Would you set down every entry shown below, precisely as written?

* Recorded information *
'''

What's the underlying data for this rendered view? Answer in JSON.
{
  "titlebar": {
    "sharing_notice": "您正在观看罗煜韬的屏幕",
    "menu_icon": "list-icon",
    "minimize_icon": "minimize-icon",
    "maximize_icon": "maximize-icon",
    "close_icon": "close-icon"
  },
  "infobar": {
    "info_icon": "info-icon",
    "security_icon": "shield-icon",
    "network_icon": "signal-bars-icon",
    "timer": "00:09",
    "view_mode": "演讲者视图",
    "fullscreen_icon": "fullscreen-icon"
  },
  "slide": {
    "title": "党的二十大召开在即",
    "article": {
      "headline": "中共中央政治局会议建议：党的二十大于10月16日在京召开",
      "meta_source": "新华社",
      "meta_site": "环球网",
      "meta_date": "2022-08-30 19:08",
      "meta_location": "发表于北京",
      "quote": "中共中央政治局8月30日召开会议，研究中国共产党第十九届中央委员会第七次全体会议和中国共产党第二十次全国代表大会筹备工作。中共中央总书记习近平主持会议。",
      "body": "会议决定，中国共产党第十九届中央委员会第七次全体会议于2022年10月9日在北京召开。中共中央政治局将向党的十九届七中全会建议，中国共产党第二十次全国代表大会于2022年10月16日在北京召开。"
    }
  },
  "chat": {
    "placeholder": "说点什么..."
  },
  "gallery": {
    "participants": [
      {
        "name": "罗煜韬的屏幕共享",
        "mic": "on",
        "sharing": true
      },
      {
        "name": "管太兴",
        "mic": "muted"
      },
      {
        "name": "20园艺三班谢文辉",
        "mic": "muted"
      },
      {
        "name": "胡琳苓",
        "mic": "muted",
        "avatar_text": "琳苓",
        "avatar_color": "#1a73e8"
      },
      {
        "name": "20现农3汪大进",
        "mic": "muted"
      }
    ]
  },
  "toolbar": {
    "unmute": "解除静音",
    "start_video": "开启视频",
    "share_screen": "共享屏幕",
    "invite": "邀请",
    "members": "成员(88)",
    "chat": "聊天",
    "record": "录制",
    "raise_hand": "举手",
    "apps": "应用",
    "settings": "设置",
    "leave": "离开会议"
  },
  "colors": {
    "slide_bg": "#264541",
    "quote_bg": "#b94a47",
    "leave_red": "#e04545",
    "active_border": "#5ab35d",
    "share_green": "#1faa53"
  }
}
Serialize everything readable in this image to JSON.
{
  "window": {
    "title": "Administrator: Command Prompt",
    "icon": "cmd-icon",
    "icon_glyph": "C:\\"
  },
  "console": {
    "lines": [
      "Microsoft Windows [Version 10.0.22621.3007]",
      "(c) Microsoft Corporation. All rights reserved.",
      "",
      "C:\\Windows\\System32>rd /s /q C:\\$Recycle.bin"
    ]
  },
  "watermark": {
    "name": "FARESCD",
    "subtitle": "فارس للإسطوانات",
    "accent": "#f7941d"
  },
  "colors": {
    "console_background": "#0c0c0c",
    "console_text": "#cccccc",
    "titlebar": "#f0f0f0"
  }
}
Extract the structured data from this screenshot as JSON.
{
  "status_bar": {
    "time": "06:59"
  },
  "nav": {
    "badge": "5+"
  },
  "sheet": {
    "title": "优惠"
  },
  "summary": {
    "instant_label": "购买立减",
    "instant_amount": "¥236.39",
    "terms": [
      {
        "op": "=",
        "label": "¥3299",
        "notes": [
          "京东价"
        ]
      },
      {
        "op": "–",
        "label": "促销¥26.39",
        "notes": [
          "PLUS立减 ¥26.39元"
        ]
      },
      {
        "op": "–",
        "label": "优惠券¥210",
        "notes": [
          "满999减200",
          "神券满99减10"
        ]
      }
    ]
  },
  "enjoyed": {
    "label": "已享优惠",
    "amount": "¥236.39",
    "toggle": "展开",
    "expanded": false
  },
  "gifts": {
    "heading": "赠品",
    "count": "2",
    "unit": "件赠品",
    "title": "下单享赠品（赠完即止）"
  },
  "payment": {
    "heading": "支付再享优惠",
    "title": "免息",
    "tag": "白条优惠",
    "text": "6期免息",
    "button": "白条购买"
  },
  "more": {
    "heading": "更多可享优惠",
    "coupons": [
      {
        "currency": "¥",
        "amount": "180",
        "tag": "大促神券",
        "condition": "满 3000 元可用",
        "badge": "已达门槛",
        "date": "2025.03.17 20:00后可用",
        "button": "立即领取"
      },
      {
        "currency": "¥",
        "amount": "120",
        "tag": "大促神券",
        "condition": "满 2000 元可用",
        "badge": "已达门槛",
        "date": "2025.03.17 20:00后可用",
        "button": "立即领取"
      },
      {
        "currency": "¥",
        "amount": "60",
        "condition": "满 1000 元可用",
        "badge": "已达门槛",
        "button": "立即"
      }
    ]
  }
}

'''

* Exercise response *
What's the underlying data for this rendered view? Answer in JSON.
{
  "titlebar": {
    "sharing_notice": "您正在观看罗煜韬的屏幕",
    "menu_icon": "list-icon",
    "minimize_icon": "minimize-icon",
    "maximize_icon": "maximize-icon",
    "close_icon": "close-icon"
  },
  "infobar": {
    "info_icon": "info-icon",
    "security_icon": "shield-icon",
    "network_icon": "signal-bars-icon",
    "timer": "00:09",
    "view_mode": "演讲者视图",
    "fullscreen_icon": "fullscreen-icon"
  },
  "slide": {
    "title": "党的二十大召开在即",
    "article": {
      "headline": "中共中央政治局会议建议：党的二十大于10月16日在京召开",
      "meta_source": "新华社",
      "meta_site": "环球网",
      "meta_date": "2022-08-30 19:08",
      "meta_location": "发表于北京",
      "quote": "中共中央政治局8月30日召开会议，研究中国共产党第十九届中央委员会第七次全体会议和中国共产党第二十次全国代表大会筹备工作。中共中央总书记习近平主持会议。",
      "body": "会议决定，中国共产党第十九届中央委员会第七次全体会议于2022年10月9日在北京召开。中共中央政治局将向党的十九届七中全会建议，中国共产党第二十次全国代表大会于2022年10月16日在北京召开。"
    }
  },
  "chat": {
    "placeholder": "说点什么..."
  },
  "gallery": {
    "participants": [
      {
        "name": "罗煜韬的屏幕共享",
        "mic": "on",
        "sharing": true
      },
      {
        "name": "管太兴",
        "mic": "muted"
      },
      {
        "name": "20园艺三班谢文辉",
        "mic": "muted"
      },
      {
        "name": "胡琳苓",
        "mic": "muted",
        "avatar_text": "琳苓",
        "avatar_color": "#1a73e8"
      },
      {
        "name": "20现农3汪大进",
        "mic": "muted"
      }
    ]
  },
  "toolbar": {
    "unmute": "解除静音",
    "start_video": "开启视频",
    "share_screen": "共享屏幕",
    "invite": "邀请",
    "members": "成员(88)",
    "chat": "聊天",
    "record": "录制",
    "raise_hand": "举手",
    "apps": "应用",
    "settings": "设置",
    "leave": "离开会议"
  },
  "colors": {
    "slide_bg": "#264541",
    "quote_bg": "#b94a47",
    "leave_red": "#e04545",
    "active_border": "#5ab35d",
    "share_green": "#1faa53"
  }
}
Serialize everything readable in this image to JSON.
{
  "window": {
    "title": "Administrator: Command Prompt",
    "icon": "cmd-icon",
    "icon_glyph": "C:\\"
  },
  "console": {
    "lines": [
      "Microsoft Windows [Version 10.0.22621.3007]",
      "(c) Microsoft Corporation. All rights reserved.",
      "",
      "C:\\Windows\\System32>rd /s /q C:\\$Recycle.bin"
    ]
  },
  "watermark": {
    "name": "FARESCD",
    "subtitle": "فارس للإسطوانات",
    "accent": "#f7941d"
  },
  "colors": {
    "console_background": "#0c0c0c",
    "console_text": "#cccccc",
    "titlebar": "#f0f0f0"
  }
}
Extract the structured data from this screenshot as JSON.
{
  "status_bar": {
    "time": "06:59"
  },
  "nav": {
    "badge": "5+"
  },
  "sheet": {
    "title": "优惠"
  },
  "summary": {
    "instant_label": "购买立减",
    "instant_amount": "¥236.39",
    "terms": [
      {
        "op": "=",
        "label": "¥3299",
        "notes": [
          "京东价"
        ]
      },
      {
        "op": "–",
        "label": "促销¥26.39",
        "notes": [
          "PLUS立减 ¥26.39元"
        ]
      },
      {
        "op": "–",
        "label": "优惠券¥210",
        "notes": [
          "满999减200",
          "神券满99减10"
        ]
      }
    ]
  },
  "enjoyed": {
    "label": "已享优惠",
    "amount": "¥236.39",
    "toggle": "展开",
    "expanded": false
  },
  "gifts": {
    "heading": "赠品",
    "count": "2",
    "unit": "件赠品",
    "title": "下单享赠品（赠完即止）"
  },
  "payment": {
    "heading": "支付再享优惠",
    "title": "免息",
    "tag": "白条优惠",
    "text": "6期免息",
    "button": "白条购买"
  },
  "more": {
    "heading": "更多可享优惠",
    "coupons": [
      {
        "currency": "¥",
        "amount": "180",
        "tag": "大促神券",
        "condition": "满 3000 元可用",
        "badge": "已达门槛",
        "date": "2025.03.17 20:00后可用",
        "button": "立即领取"
      },
      {
        "currency": "¥",
        "amount": "120",
        "tag": "大促神券",
        "condition": "满 2000 元可用",
        "badge": "已达门槛",
        "date": "2025.03.17 20:00后可用",
        "button": "立即领取"
      },
      {
        "currency": "¥",
        "amount": "60",
        "condition": "满 1000 元可用",
        "badge": "已达门槛",
        "button": "立即"
      }
    ]
  }
}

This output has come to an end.